**Recorded data**:
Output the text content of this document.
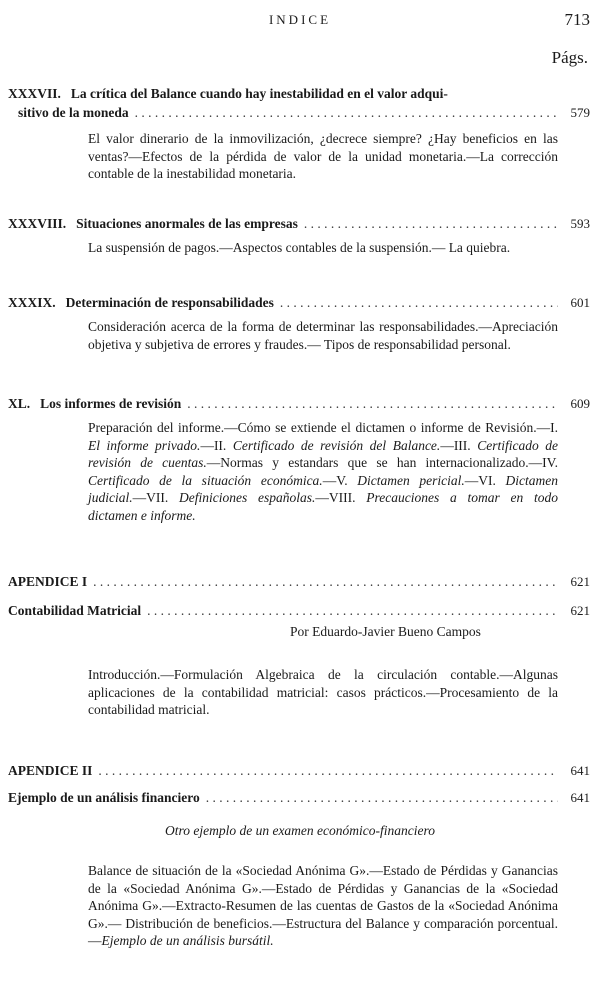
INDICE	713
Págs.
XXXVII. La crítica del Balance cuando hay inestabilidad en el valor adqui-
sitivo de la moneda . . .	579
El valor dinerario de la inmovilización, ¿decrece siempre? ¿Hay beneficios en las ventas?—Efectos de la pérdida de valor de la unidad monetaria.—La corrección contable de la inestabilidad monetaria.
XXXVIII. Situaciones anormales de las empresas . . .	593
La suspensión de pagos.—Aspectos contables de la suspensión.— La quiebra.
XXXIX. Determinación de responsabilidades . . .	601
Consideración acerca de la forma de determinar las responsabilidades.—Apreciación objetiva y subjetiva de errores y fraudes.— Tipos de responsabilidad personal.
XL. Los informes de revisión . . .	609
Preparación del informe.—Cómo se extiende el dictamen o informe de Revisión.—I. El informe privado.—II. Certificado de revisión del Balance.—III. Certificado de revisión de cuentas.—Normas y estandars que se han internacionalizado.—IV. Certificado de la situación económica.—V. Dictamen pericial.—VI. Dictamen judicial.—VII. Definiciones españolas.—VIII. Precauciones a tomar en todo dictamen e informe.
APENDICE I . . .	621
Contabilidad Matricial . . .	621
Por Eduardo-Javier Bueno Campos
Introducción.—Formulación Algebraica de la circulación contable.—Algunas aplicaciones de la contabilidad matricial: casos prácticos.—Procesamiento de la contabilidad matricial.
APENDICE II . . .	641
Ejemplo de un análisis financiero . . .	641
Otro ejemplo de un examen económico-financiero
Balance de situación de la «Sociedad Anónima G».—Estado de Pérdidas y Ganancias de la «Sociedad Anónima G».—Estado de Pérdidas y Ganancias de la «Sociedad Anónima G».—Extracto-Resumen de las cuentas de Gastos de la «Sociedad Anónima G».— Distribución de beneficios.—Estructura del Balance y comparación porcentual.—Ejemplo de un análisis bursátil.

**Description of the task**: Give the data again exactly as written, with all pictures left out.

**Finished answer**:
Output the text content of this document.
INDICE	713
Págs.
XXXVII. La crítica del Balance cuando hay inestabilidad en el valor adqui-
sitivo de la moneda . . .	579
El valor dinerario de la inmovilización, ¿decrece siempre? ¿Hay beneficios en las ventas?—Efectos de la pérdida de valor de la unidad monetaria.—La corrección contable de la inestabilidad monetaria.
XXXVIII. Situaciones anormales de las empresas . . .	593
La suspensión de pagos.—Aspectos contables de la suspensión.— La quiebra.
XXXIX. Determinación de responsabilidades . . .	601
Consideración acerca de la forma de determinar las responsabilidades.—Apreciación objetiva y subjetiva de errores y fraudes.— Tipos de responsabilidad personal.
XL. Los informes de revisión . . .	609
Preparación del informe.—Cómo se extiende el dictamen o informe de Revisión.—I. El informe privado.—II. Certificado de revisión del Balance.—III. Certificado de revisión de cuentas.—Normas y estandars que se han internacionalizado.—IV. Certificado de la situación económica.—V. Dictamen pericial.—VI. Dictamen judicial.—VII. Definiciones españolas.—VIII. Precauciones a tomar en todo dictamen e informe.
APENDICE I . . .	621
Contabilidad Matricial . . .	621
Por Eduardo-Javier Bueno Campos
Introducción.—Formulación Algebraica de la circulación contable.—Algunas aplicaciones de la contabilidad matricial: casos prácticos.—Procesamiento de la contabilidad matricial.
APENDICE II . . .	641
Ejemplo de un análisis financiero . . .	641
Otro ejemplo de un examen económico-financiero
Balance de situación de la «Sociedad Anónima G».—Estado de Pérdidas y Ganancias de la «Sociedad Anónima G».—Estado de Pérdidas y Ganancias de la «Sociedad Anónima G».—Extracto-Resumen de las cuentas de Gastos de la «Sociedad Anónima G».— Distribución de beneficios.—Estructura del Balance y comparación porcentual.—Ejemplo de un análisis bursátil.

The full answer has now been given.